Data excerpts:
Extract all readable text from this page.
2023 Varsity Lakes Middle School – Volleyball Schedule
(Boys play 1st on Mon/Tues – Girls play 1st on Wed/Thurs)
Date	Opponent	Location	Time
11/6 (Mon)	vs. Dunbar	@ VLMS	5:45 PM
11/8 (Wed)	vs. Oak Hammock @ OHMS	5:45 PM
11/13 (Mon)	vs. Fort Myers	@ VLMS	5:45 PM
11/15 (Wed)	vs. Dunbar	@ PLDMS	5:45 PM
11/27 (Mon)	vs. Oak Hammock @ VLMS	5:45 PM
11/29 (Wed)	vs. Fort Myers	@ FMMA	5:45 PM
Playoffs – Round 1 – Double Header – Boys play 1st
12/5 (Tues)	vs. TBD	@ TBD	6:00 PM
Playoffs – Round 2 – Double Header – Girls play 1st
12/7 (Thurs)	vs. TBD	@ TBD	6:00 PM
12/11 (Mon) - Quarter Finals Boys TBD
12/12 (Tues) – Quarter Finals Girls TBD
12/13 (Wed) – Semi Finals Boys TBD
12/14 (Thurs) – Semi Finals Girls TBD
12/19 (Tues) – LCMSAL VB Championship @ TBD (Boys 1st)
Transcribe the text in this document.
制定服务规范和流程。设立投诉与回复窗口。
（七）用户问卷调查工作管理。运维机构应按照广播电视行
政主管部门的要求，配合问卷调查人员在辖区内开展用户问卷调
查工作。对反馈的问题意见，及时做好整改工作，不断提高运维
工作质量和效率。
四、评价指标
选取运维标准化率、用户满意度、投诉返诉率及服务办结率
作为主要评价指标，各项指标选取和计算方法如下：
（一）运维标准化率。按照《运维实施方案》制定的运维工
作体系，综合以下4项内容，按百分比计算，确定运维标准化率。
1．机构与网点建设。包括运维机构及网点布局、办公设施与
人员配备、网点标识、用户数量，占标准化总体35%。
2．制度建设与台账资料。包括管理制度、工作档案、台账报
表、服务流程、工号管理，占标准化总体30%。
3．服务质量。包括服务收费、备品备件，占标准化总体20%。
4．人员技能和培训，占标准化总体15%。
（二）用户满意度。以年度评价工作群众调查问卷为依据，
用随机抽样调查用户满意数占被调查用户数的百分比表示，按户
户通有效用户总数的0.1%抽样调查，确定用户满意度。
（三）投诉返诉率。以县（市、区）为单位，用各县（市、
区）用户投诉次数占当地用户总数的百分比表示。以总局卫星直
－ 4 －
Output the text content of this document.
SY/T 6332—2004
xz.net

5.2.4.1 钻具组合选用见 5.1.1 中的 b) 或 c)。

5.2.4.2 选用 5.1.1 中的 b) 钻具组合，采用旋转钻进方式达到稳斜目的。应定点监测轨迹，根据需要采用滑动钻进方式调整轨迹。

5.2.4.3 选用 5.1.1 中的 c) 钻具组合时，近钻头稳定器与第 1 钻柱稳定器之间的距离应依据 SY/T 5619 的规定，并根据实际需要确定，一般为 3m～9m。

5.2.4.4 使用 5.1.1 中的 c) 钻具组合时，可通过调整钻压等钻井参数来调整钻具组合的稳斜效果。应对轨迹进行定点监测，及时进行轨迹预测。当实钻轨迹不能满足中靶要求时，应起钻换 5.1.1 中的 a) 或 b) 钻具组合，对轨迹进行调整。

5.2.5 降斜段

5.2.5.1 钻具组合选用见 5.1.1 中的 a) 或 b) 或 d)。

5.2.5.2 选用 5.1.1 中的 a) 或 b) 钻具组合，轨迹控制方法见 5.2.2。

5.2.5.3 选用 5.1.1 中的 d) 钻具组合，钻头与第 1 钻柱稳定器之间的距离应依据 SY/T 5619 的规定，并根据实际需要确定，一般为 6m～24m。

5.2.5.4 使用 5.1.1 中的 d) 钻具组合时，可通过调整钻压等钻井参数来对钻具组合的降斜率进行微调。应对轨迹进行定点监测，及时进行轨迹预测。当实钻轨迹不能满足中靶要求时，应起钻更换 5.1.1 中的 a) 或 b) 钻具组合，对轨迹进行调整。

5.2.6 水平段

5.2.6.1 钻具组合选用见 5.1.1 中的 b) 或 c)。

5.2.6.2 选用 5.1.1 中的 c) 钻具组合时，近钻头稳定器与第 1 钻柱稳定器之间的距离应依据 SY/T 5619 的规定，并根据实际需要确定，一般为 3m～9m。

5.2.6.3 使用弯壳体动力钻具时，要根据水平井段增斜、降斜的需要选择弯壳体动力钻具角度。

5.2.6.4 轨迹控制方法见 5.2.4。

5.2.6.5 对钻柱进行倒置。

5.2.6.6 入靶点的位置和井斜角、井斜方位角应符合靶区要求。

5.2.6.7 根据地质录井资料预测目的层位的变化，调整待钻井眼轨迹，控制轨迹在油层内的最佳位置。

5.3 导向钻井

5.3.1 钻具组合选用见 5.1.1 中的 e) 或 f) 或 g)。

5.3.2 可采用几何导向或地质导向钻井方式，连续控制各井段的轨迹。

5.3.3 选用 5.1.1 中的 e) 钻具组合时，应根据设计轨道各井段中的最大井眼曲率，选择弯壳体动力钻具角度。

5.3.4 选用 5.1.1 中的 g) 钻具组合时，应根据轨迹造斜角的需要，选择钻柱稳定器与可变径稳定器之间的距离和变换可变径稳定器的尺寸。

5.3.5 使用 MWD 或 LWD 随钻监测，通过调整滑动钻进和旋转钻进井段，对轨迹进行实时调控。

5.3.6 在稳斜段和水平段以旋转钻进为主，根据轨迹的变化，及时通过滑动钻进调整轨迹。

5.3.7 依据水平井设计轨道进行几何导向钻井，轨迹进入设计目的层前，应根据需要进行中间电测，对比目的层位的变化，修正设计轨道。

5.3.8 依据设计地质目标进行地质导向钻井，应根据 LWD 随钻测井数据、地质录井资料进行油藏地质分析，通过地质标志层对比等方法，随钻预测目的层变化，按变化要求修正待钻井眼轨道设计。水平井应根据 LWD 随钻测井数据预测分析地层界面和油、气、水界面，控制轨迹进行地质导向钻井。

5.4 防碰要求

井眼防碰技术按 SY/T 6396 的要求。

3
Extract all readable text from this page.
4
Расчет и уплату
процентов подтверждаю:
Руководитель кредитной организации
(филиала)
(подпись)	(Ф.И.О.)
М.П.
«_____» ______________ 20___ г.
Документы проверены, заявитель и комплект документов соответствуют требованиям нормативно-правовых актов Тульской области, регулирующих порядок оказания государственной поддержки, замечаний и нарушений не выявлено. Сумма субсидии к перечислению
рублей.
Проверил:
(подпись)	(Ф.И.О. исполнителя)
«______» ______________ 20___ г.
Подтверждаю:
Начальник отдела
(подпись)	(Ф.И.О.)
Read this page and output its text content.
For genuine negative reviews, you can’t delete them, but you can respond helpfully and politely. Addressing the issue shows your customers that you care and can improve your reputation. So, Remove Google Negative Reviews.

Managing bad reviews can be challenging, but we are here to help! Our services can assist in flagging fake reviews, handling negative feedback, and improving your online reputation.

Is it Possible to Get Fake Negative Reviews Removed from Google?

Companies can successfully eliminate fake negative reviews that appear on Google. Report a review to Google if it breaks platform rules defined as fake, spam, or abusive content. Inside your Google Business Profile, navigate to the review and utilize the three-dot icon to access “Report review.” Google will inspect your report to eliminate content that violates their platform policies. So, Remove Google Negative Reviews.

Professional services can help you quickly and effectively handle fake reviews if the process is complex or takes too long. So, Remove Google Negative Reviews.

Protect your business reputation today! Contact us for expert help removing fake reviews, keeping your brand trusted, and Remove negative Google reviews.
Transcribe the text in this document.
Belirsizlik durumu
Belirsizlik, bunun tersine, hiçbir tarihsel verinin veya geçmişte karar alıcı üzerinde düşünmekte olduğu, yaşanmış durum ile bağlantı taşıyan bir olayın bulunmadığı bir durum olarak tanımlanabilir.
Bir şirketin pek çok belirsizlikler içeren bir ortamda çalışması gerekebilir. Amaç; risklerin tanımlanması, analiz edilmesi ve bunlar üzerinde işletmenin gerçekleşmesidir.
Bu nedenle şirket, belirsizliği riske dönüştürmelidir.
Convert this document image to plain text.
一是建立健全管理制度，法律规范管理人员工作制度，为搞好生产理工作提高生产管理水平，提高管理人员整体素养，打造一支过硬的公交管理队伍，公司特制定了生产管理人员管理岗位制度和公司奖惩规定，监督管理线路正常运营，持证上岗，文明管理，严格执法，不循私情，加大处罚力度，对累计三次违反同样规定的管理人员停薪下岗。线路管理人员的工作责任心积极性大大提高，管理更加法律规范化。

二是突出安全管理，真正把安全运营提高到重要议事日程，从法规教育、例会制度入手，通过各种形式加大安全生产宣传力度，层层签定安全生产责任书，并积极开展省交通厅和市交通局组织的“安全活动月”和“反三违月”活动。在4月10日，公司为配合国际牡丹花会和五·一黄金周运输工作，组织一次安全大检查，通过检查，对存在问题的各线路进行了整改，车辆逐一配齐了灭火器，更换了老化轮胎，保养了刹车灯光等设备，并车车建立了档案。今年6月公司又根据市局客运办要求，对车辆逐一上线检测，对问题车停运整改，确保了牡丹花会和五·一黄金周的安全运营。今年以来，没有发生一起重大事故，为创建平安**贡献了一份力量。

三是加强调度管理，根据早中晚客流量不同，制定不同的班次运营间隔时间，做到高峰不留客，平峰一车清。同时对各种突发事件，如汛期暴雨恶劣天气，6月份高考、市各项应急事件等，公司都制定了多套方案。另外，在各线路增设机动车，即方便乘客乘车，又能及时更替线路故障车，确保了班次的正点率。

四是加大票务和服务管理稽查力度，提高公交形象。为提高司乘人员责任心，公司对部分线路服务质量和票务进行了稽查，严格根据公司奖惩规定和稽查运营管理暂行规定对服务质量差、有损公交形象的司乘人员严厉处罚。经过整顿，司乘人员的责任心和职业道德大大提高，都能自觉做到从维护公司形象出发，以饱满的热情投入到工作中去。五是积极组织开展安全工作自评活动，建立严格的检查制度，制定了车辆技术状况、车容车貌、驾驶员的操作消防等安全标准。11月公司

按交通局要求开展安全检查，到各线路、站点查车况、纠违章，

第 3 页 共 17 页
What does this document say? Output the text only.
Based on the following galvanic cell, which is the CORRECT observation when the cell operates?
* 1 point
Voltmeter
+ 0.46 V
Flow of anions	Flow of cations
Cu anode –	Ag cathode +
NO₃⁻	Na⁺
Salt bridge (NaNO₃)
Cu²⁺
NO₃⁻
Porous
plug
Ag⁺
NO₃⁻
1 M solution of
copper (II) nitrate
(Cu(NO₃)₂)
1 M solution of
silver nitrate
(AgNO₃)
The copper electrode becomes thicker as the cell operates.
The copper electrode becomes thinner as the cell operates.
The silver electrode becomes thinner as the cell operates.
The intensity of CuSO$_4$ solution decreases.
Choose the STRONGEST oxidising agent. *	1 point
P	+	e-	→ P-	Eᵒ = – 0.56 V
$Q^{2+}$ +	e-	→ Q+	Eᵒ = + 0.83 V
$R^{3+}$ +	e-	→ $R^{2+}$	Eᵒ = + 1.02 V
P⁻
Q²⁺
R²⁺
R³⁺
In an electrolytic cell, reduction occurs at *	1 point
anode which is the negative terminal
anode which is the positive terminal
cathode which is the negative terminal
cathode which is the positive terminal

Written exercise: Output exactly the lines above, from the one holding "What does this" through the end of the data, including the first and last.

Output of the exercise:
What does this document say? Output the text only.
Based on the following galvanic cell, which is the CORRECT observation when the cell operates?
* 1 point
Voltmeter
+ 0.46 V
Flow of anions	Flow of cations
Cu anode –	Ag cathode +
NO₃⁻	Na⁺
Salt bridge (NaNO₃)
Cu²⁺
NO₃⁻
Porous
plug
Ag⁺
NO₃⁻
1 M solution of
copper (II) nitrate
(Cu(NO₃)₂)
1 M solution of
silver nitrate
(AgNO₃)
The copper electrode becomes thicker as the cell operates.
The copper electrode becomes thinner as the cell operates.
The silver electrode becomes thinner as the cell operates.
The intensity of CuSO$_4$ solution decreases.
Choose the STRONGEST oxidising agent. *	1 point
P	+	e-	→ P-	Eᵒ = – 0.56 V
$Q^{2+}$ +	e-	→ Q+	Eᵒ = + 0.83 V
$R^{3+}$ +	e-	→ $R^{2+}$	Eᵒ = + 1.02 V
P⁻
Q²⁺
R²⁺
R³⁺
In an electrolytic cell, reduction occurs at *	1 point
anode which is the negative terminal
anode which is the positive terminal
cathode which is the negative terminal
cathode which is the positive terminal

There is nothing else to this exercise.